> [Work to do]
Tell how many lines in the data below hold the string "cyntexa"; give nothing but the number.

# Start of Records for the exercise

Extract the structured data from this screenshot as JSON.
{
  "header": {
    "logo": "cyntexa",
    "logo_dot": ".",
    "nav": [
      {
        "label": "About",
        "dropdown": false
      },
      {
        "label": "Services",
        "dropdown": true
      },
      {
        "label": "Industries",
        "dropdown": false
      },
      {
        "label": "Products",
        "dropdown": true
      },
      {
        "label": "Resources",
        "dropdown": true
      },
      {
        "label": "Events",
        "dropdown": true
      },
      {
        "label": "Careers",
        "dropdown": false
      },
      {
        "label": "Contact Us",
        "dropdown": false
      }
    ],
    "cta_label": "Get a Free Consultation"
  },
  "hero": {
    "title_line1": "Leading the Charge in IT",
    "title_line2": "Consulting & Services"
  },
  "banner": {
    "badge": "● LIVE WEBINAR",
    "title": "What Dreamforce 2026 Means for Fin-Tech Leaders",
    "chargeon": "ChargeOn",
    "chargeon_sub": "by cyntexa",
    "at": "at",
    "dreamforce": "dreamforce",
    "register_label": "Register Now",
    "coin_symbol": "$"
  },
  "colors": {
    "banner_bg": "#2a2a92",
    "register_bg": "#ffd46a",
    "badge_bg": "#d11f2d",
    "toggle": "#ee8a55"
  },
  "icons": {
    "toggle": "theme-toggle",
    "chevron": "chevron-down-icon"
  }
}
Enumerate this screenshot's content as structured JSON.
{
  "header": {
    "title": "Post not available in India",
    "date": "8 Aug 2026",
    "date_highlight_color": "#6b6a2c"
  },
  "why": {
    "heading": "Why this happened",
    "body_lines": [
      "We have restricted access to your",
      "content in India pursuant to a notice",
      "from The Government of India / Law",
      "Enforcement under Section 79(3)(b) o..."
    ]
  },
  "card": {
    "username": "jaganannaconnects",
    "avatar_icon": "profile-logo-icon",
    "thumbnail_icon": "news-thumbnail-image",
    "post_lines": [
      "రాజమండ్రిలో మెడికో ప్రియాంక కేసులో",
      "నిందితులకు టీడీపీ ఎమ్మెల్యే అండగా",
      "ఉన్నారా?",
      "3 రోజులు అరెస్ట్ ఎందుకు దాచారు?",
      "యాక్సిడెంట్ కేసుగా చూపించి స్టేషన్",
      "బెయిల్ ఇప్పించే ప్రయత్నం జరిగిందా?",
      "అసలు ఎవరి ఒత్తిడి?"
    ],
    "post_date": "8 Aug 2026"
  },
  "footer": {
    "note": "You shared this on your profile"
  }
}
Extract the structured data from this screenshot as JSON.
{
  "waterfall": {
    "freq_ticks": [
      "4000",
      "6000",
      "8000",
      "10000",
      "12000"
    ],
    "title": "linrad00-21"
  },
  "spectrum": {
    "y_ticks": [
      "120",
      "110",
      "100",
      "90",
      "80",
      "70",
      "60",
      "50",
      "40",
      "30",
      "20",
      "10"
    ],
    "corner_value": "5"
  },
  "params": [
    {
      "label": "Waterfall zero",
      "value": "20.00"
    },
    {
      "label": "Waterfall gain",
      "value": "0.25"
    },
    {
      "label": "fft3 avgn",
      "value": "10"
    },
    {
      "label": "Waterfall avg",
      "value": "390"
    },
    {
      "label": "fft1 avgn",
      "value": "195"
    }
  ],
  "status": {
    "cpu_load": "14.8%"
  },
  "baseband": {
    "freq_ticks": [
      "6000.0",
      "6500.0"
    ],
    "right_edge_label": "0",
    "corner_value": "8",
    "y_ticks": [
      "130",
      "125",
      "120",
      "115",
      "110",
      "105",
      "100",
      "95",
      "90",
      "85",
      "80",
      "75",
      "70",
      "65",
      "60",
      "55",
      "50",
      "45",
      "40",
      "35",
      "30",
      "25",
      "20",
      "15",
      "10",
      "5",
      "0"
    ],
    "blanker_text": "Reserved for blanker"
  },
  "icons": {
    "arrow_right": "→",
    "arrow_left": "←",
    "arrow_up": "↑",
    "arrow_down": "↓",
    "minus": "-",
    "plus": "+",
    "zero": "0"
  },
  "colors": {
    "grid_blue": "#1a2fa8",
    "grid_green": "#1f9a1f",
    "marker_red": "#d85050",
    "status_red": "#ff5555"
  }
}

# End of Records for the exercise

> [Task solution]
2